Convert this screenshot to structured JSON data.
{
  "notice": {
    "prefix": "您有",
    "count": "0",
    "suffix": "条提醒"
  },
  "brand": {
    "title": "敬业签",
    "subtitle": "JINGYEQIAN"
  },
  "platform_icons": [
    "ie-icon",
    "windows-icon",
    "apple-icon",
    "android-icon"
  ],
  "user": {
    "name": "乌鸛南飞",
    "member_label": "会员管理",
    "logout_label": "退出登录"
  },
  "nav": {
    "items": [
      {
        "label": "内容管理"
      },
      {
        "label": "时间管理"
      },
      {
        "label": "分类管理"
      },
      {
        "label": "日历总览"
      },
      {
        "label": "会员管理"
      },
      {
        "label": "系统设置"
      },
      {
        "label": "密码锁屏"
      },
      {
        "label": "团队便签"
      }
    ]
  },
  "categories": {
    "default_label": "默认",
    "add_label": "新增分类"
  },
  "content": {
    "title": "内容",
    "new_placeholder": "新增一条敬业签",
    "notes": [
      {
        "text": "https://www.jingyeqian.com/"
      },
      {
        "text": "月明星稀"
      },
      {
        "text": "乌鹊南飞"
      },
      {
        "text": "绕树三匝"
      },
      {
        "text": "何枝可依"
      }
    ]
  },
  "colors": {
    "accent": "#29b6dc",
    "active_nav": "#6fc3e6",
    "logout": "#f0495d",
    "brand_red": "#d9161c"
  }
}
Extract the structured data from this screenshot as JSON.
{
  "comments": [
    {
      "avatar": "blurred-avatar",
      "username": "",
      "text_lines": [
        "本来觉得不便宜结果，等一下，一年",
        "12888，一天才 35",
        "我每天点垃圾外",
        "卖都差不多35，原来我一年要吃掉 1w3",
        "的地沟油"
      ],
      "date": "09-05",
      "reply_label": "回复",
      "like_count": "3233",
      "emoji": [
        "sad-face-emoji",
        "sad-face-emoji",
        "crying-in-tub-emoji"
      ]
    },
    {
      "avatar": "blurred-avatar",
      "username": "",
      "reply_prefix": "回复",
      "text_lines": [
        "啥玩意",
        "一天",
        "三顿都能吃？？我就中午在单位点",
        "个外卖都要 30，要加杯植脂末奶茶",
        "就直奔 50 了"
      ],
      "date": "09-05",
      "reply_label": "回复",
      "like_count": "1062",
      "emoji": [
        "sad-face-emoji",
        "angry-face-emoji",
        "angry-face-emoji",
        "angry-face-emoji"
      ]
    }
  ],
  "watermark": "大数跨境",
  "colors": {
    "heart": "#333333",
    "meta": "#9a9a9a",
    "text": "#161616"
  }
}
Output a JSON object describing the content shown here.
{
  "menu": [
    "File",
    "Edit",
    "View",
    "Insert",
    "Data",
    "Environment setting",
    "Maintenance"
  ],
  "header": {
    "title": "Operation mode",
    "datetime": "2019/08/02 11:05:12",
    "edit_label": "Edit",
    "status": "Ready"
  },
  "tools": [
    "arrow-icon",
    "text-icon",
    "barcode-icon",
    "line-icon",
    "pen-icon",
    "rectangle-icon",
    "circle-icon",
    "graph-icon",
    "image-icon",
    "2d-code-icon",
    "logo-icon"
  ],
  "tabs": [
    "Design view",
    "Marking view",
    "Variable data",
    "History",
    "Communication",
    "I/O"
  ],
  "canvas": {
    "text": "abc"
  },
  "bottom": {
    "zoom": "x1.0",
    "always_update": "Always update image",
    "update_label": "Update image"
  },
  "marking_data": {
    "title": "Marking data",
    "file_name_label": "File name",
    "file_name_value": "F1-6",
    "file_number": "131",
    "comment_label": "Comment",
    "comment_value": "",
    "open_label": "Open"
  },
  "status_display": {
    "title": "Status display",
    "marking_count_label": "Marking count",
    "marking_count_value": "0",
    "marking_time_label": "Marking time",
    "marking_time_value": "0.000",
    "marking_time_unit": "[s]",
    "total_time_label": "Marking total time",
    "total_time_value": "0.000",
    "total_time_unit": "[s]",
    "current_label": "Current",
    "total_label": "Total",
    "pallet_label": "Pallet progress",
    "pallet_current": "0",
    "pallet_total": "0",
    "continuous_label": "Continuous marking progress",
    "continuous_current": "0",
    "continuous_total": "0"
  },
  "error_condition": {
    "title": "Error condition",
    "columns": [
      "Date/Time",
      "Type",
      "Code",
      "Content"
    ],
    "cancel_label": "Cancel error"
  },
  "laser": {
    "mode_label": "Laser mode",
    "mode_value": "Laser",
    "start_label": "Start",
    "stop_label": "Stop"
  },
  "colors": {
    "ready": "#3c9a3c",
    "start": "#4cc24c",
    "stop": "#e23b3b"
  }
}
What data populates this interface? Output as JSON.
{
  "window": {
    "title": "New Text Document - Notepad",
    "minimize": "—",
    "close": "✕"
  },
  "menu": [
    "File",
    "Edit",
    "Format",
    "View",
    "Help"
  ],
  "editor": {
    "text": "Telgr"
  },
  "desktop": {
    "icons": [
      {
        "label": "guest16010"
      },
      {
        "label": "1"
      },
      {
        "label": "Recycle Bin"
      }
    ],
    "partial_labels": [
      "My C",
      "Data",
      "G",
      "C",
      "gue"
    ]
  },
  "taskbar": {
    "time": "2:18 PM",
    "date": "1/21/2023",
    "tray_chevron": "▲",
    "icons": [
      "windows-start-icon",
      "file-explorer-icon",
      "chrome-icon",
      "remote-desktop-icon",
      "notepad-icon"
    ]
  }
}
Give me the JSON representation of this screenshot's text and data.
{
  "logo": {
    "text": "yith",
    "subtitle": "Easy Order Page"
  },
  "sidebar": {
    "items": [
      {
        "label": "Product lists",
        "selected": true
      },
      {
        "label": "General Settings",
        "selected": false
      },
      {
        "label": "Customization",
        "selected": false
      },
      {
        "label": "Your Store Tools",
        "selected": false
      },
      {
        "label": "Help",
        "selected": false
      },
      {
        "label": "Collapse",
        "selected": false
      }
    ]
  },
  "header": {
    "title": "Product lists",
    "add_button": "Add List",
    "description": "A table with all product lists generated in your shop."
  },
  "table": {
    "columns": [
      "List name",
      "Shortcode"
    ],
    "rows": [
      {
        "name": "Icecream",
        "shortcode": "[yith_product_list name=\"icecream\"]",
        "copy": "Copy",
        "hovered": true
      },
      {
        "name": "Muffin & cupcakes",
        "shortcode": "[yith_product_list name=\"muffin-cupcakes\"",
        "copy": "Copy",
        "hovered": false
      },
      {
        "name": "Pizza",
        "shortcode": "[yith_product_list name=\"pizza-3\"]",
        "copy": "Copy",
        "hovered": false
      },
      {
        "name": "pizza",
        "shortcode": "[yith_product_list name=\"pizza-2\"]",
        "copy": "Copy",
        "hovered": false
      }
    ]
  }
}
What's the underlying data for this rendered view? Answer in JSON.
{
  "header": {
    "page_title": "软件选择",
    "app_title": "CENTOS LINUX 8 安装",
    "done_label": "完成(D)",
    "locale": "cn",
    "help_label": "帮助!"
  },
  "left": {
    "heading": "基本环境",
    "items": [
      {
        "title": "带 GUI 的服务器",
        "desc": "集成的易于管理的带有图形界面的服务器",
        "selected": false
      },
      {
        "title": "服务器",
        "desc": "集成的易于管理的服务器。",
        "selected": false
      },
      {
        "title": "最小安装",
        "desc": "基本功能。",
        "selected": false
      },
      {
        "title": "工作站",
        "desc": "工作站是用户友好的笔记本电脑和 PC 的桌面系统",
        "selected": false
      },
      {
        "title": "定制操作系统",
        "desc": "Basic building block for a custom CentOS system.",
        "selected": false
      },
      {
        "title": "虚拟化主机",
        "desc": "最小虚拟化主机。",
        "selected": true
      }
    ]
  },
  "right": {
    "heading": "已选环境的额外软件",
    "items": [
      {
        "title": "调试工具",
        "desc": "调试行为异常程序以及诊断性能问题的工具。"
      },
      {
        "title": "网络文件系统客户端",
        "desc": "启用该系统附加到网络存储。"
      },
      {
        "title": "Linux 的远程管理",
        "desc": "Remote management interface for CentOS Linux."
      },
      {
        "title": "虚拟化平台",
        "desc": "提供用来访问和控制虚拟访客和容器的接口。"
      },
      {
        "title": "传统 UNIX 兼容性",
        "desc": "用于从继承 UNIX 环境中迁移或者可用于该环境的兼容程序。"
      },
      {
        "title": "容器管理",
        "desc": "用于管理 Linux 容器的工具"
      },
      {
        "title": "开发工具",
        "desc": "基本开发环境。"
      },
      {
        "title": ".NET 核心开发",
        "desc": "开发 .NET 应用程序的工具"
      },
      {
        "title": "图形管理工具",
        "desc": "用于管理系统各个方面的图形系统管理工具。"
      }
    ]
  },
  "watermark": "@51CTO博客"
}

Problem statement:
Out of the material above, select every line that holds the string "UNIX".

Answer to the exercise:
        "title": "传统 UNIX 兼容性",
        "desc": "用于从继承 UNIX 环境中迁移或者可用于该环境的兼容程序。"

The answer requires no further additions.